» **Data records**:
****************************************

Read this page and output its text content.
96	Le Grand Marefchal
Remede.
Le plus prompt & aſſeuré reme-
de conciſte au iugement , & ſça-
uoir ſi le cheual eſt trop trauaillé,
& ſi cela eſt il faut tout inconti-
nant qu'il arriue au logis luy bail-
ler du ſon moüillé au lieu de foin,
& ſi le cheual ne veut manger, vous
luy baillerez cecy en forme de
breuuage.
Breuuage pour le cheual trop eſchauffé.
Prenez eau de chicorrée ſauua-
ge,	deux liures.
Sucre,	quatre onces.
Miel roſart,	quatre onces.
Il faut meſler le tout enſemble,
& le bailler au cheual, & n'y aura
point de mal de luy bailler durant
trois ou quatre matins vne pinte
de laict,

****************************************

» **TASK BRIEF**: From the records above, pull out every line containing the word "tout".

» **RESPONSE TO THIS EXERCISE**:
& ſi cela eſt il faut tout inconti-
Il faut meſler le tout enſemble,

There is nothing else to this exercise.